Task =
Every line in the material below that includes "detta" should be copied.

Source material =
=-=-=

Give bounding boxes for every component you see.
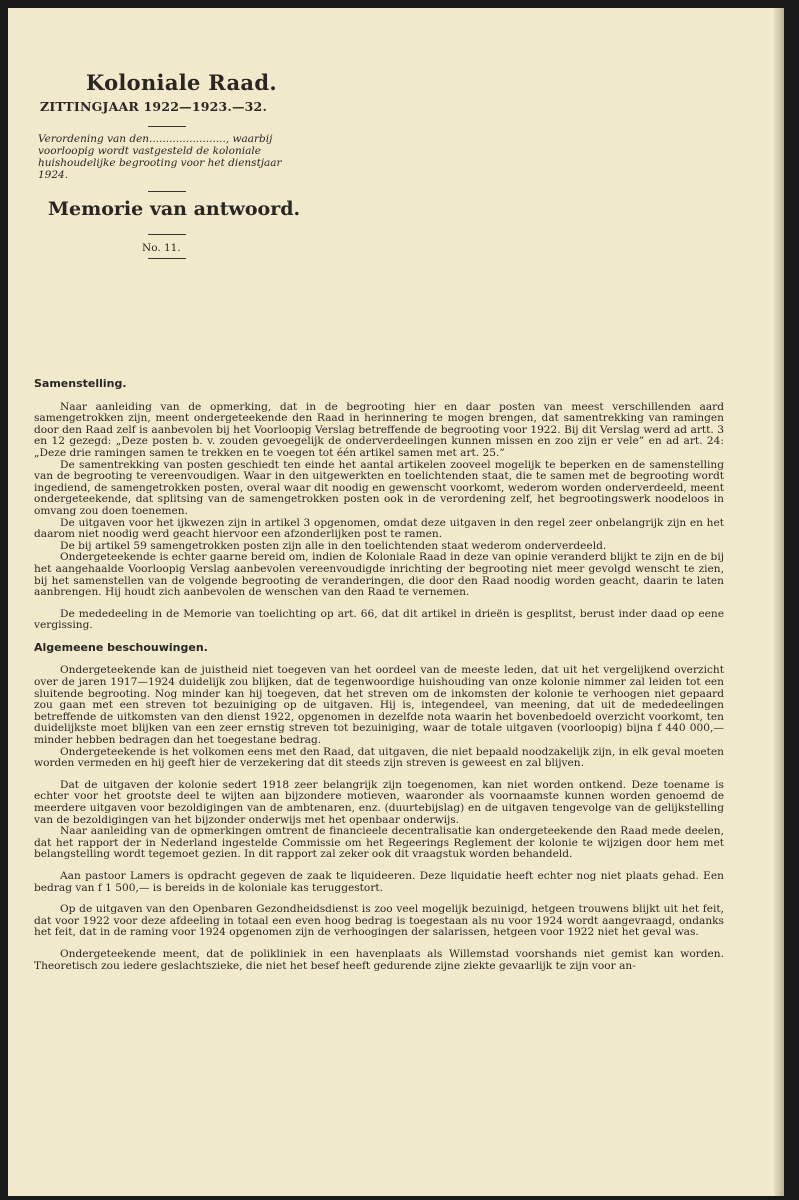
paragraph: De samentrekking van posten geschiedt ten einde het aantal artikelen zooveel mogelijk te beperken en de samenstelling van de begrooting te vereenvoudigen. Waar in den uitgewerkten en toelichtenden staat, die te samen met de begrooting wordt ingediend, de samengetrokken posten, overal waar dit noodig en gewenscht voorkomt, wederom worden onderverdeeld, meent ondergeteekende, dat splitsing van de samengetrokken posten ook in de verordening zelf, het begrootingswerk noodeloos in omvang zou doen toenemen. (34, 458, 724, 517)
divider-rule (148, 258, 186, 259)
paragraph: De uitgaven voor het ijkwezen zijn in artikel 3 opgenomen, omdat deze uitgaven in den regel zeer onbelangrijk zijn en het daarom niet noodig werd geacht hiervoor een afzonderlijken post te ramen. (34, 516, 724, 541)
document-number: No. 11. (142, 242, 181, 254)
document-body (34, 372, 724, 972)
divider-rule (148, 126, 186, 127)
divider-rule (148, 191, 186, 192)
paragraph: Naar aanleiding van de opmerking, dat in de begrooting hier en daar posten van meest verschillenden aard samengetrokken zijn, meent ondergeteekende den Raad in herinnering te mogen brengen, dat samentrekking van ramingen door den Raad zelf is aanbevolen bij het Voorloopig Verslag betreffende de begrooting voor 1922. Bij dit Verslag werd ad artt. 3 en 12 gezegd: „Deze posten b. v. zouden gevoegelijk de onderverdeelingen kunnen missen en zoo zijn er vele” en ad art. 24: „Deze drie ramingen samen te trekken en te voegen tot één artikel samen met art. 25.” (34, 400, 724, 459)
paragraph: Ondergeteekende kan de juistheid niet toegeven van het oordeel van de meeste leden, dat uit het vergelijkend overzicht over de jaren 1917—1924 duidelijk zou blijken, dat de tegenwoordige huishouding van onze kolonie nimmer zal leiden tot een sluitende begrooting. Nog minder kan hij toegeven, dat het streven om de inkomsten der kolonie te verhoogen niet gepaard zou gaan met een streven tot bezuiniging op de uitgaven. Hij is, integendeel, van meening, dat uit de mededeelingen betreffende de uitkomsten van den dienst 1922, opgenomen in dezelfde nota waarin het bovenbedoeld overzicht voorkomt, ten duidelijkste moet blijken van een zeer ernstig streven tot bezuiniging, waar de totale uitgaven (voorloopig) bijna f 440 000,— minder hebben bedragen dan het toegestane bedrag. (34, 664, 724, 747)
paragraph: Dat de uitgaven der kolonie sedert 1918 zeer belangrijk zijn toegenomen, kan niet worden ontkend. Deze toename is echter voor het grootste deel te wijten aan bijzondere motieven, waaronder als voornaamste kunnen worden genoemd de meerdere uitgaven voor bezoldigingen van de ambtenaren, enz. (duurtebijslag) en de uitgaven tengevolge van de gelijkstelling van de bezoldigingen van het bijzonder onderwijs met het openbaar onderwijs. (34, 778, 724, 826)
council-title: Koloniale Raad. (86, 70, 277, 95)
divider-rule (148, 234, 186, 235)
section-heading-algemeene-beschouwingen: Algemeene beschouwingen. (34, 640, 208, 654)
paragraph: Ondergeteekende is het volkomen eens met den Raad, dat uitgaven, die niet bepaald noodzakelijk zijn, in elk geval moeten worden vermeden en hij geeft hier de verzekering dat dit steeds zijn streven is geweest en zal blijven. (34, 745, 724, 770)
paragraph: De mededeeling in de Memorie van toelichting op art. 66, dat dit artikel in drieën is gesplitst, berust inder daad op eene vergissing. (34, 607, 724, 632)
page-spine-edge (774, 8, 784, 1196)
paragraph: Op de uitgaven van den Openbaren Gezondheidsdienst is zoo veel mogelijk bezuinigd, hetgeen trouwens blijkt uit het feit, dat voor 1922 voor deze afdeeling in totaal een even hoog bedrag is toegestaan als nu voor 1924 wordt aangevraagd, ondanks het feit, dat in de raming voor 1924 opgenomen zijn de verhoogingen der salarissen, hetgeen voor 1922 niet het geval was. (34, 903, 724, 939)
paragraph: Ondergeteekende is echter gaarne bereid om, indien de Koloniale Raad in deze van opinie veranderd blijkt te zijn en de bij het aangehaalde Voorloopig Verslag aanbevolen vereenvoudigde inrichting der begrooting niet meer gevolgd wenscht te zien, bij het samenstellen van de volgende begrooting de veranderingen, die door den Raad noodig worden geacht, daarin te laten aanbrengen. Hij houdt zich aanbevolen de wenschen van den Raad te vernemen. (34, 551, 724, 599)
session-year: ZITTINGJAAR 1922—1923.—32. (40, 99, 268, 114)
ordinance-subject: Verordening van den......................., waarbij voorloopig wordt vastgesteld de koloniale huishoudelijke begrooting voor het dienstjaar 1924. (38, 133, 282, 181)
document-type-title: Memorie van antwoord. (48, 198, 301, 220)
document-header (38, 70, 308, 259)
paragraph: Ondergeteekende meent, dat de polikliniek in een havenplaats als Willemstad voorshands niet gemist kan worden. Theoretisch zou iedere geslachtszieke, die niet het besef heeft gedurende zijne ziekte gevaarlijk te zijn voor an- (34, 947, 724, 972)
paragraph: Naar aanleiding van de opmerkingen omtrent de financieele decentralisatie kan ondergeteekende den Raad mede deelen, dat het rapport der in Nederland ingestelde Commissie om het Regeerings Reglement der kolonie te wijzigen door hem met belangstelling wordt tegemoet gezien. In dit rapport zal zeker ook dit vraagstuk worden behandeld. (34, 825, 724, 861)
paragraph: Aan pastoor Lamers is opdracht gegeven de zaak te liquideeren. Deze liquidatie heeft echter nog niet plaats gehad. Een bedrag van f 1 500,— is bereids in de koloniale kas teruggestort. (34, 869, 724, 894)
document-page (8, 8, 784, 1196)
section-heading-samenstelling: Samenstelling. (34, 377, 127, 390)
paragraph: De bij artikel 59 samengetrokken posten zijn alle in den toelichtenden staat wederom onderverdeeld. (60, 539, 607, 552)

=-=-=

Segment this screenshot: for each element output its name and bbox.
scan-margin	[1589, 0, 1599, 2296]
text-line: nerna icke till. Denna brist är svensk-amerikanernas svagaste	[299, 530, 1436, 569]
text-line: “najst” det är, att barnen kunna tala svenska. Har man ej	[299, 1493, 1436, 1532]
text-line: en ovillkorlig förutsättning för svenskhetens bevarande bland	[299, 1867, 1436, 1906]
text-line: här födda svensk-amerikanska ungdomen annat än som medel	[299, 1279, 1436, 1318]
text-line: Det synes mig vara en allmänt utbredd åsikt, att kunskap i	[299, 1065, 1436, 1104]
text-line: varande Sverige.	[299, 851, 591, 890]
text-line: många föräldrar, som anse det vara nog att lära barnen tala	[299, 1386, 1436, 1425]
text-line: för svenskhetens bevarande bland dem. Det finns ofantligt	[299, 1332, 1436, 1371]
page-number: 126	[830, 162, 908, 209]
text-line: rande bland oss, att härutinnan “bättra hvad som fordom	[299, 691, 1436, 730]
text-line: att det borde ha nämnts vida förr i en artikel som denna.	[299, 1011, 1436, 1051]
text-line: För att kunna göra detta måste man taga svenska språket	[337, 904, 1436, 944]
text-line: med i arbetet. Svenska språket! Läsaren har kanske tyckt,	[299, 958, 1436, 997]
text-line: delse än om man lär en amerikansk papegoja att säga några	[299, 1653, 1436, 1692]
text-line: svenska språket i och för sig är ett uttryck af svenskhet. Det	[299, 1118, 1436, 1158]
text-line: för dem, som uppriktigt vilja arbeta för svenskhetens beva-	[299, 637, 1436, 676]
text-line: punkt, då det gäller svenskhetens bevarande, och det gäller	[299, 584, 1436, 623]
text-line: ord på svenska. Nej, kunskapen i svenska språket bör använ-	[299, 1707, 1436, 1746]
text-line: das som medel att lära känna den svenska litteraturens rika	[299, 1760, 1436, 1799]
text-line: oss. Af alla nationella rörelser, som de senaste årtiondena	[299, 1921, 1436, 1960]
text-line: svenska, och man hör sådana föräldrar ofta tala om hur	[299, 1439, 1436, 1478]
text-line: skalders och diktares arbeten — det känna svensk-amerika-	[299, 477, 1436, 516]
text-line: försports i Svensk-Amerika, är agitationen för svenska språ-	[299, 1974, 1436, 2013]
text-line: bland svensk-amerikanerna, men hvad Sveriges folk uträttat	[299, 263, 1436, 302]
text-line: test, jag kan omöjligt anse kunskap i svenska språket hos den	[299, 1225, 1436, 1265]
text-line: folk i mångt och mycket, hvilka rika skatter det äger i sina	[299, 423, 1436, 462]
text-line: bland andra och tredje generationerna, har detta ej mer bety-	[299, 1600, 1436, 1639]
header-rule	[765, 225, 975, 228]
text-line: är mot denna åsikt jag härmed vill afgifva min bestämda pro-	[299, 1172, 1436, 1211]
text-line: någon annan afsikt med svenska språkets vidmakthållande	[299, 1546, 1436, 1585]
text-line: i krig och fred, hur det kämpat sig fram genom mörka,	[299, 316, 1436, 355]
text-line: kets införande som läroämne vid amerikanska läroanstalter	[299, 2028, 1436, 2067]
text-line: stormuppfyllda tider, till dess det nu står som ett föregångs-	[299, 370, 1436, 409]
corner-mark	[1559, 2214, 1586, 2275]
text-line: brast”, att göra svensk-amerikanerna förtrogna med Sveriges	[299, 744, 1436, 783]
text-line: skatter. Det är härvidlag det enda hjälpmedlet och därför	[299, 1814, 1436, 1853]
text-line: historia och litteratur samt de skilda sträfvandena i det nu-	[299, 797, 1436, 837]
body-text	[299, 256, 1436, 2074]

=-=-=

Completed task =
text-line: För att kunna göra detta måste man taga svenska språket	[337, 904, 1436, 944]
text-line: bland andra och tredje generationerna, har detta ej mer bety-	[299, 1600, 1436, 1639]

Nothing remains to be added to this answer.